• [TRAVAIL DEMANDÉ]: Dans le texte sur le Ball Theater ci-dessous, recopiez tout ce qui va de « Le théâtre n’apporte » jusqu'à « quête de futur ? » en remplaçant « demi-sphère » par « coupole ».

• [TEXTE FOURNI]:
┌──

Ball Theater - La fête n’est pas finie est le projet sélectionné pour représenter la France, lors de la 18ème Exposition Internationale d’architecture – La Biennale di Venezia 2023 (20 mai - 26 novembre 2023).
Le Ball Theater est une installation conçue pour réveiller nos désirs d’utopie. Sa forme hémisphérique convoque de multiples images. On peut l’interpréter à la fois comme un globe terrestre ou une boule à facette, icône kitsch d’une époque où la fête était encore possible. Cet imaginaire de la fête suggère une nouvelle approche des crises actuelles, mettant l’accent non plus sur l’urgence mais sur la possibilité d’imaginer des ailleurs. Il se manifeste pendant la durée de la biennale par une occupation du théâtre alternant entre des moments de contemplation, dans un monde sonore composé de voix étranges et lointaines, et des périodes d’intenses occupations prenant la forme de « bals », des résidences spectaculaires où s’entrecroisent artistes, chercheurs et étudiants.
L’architecture du théâtre se situe à mi-chemin entre la structure et le décor. Elle assume cette dimension scénographique afin d’accueillir, comme un véritable théâtre, une scène, une troupe et un public. Son image reste néanmoins ambivalente en croisant des images aussi contradictoires que celles de la capsule futuriste et de la cabane primitive. Elle compose ainsi avec nos sentiments contrastés d’espoir et de nostalgie. Nos désirs de reconstruire ce futur qui appartient au passé, en recyclant une foule d'objets trouvés.
Le théâtre n’apporte donc pas tant de réponses qu’elle soulève des questions. Quelle est l’origine de cette demi-sphère ? Qui l’habite ? A quoi sert-elle ? Comment a-t-elle pu entrer là ? Que racontent les fragments de voix, de chuchotements et d’interférences radiophoniques qui émanent de ses haut-parleurs ? Vient-elle d’atterrir ou s’apprête-elle à décoller ? Ces questions sont celles que nous nous posons dans un mode incertain. Faut-il atterrir ou décoller ? Faut-il se rapprocher des choses, créer de nouveaux collectifs, effacer les distances et les distinctions, ou à l’inverse s’élever et prendre de la distance ? Comment choisir ? Comment réinventer notre rapport à ce monde en quête de futur ?

└──

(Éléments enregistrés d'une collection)
┌──

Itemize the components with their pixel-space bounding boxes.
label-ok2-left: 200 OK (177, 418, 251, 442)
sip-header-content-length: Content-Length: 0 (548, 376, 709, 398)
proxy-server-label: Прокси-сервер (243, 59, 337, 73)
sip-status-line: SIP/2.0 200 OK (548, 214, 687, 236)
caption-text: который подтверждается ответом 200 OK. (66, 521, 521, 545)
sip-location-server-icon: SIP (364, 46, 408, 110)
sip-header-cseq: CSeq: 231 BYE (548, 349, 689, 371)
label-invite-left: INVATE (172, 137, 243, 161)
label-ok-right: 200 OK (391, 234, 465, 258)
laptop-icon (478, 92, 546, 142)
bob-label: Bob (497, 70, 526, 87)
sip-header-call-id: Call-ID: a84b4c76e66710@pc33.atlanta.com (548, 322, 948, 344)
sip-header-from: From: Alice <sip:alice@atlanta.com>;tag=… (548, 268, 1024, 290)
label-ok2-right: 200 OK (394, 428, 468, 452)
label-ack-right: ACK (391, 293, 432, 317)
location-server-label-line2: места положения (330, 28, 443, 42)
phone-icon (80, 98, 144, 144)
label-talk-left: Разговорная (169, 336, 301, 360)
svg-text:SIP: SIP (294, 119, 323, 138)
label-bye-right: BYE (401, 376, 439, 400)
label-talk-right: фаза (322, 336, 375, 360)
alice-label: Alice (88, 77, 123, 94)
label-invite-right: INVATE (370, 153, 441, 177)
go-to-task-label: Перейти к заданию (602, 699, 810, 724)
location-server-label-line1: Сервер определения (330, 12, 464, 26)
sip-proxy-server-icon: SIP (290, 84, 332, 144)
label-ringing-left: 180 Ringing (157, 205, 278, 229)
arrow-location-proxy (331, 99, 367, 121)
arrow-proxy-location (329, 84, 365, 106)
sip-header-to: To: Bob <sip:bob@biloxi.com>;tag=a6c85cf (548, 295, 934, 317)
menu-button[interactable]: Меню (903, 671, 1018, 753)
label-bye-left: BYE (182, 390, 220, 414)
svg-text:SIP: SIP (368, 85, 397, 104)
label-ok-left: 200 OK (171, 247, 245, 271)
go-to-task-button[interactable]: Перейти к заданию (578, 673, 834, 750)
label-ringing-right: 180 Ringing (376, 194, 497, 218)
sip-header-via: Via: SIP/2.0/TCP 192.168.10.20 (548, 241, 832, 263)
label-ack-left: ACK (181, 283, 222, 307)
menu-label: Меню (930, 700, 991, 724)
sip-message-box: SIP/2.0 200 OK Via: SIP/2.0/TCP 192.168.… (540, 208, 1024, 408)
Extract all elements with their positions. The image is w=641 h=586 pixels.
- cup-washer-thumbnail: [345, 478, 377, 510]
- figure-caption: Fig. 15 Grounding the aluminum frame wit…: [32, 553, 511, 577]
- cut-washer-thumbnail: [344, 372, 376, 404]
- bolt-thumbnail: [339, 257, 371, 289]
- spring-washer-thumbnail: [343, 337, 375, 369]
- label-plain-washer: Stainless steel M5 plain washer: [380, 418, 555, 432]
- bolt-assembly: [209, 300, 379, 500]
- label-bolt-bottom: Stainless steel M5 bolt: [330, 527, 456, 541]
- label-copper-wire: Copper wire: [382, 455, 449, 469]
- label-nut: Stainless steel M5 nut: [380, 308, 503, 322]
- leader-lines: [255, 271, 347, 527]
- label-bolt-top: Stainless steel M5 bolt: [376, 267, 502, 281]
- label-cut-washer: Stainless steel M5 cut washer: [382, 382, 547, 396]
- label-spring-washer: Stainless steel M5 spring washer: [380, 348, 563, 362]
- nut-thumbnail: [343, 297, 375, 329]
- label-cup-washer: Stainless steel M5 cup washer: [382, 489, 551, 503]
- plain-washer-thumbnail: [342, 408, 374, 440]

└──

• [RÉPONSE]:
Le théâtre n’apporte donc pas tant de réponses qu’elle soulève des questions. Quelle est l’origine de cette coupole ? Qui l’habite ? A quoi sert-elle ? Comment a-t-elle pu entrer là ? Que racontent les fragments de voix, de chuchotements et d’interférences radiophoniques qui émanent de ses haut-parleurs ? Vient-elle d’atterrir ou s’apprête-elle à décoller ? Ces questions sont celles que nous nous posons dans un mode incertain. Faut-il atterrir ou décoller ? Faut-il se rapprocher des choses, créer de nouveaux collectifs, effacer les distances et les distinctions, ou à l’inverse s’élever et prendre de la distance ? Comment choisir ? Comment réinventer notre rapport à ce monde en quête de futur ?